問題:
1 - 根據下面這篇關於文化轉譯的文本,人類學家與研究對象距離太過密切,可能導致什麼?
2 - 請把下面這篇關於文化轉譯的文本中的這句話譯成英文:"膚淺的轉譯常常因為缺乏上下文環境而被人識破,因而不被有資格的讀者所信服。"
3 - 下列說法是否符合下面這篇關於文化轉譯的文本?請逐一回答"是"或"否",並引用文本中起決定作用的原話。
(a) 人類學家在研究中迫切需要明確的問題,一定也是土著感興趣的問題。
(b) 向在同一地區工作過的其他人類學家請教,通常可以發現誤解。
(c) 有些文化轉譯是完美和確切的。

給定文本:
= = = =
換句話說,似乎不可能獲得一種“純正”的文化轉譯;文本總是會受到人類學家職業特殊興趣的影響。人類學家在對遙遠地方的居民(也可能并不太遠)的研究中迫切需要明確的問題,不一定是土著同樣感興趣的問題。他們可能會使用抽象的概念(比如性別、階級、族性和等級制度等)組織資料,而且相應的概念并不總是存在于報道人的生活世界里。
轉譯的問題看似被歪曲的幽靈,唯一的最后方案好像只能讓報道人沒有中斷地講述,其功能就類似于一個傳聲器立在那里。這種極端的方法帶來的結局必然將是一系列長期、未加評注和未刊行的獨白,至多能夠顯示人類學家的解釋、壓縮和編輯有多重要。這種文本將是無法理解和不值得一讀的。另外,轉譯不僅僅在于使口頭表達可以理解,還在于解釋社會組織原則和行為的方式。
沒有任何文化的轉譯是完美和確切的,所有的轉譯都會具有主觀性的要素,但還是有區分好壞的標準。膚淺的轉譯常常因為缺乏上下文環境而被人識破,因而不被有資格的讀者所信服。通過向其他資源請教,比如在同一地區工作過的其他人類學家,通常可以發現誤解和簡單的誤譯。另外,人類學家不應該與他的研究對象保持太近或太遠的距離。如果太過于密切,就像是在寫作“自己人”那樣,可能導致自我盲視(homeblindness),這會忽視對社會本質特征的觀察,其原因是存在個人想當然的事實。太遠的距離則表明人類學家無法在足夠的程度上,抓住“土著自己的觀點”。文化轉譯的藝術就是來回擺動于遠近之間、個人概念和土著的觀念之間,或者——換句話說——是使陌生的變熟悉和使熟悉的變陌生。
In other words, it appears impossible to achieve a ‘pure'cultural translation; the text will always be influenced by the anthropologist's professionally specific interests. The questions that are pressing for anthropologists in their research on remote (or not so remote) people, are not necessarily the same issues as the ones the natives are interested in. They also use their abstract concepts (such as gender, class, ethnicity, hierarchy, etc.) to organise the data, and corresponding concepts do not always exist in the life-worlds of the informants.
= = = =
可用資料:

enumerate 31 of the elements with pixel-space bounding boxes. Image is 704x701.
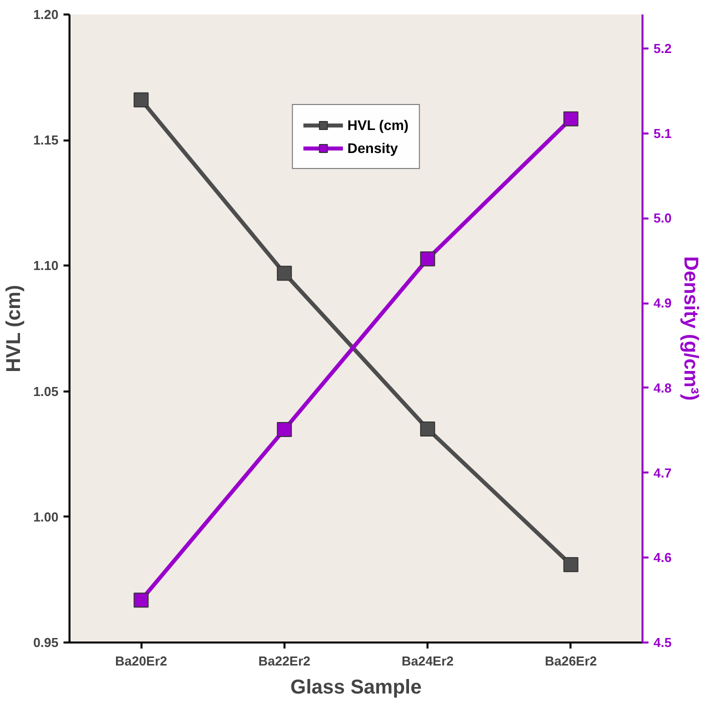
= = = =
參考答案:
1 - 可能導致自我盲視(homeblindness)。

2 - Superficial translations are often exposed because they lack context, and therefore they fail to convince qualified readers.

3 -
(a) 否:"不一定是土著同樣感興趣的問題"
(b) 是:"通過向其他資源請教,比如在同一地區工作過的其他人類學家,通常可以發現誤解和簡單的誤譯"
(c) 否:"沒有任何文化的轉譯是完美和確切的"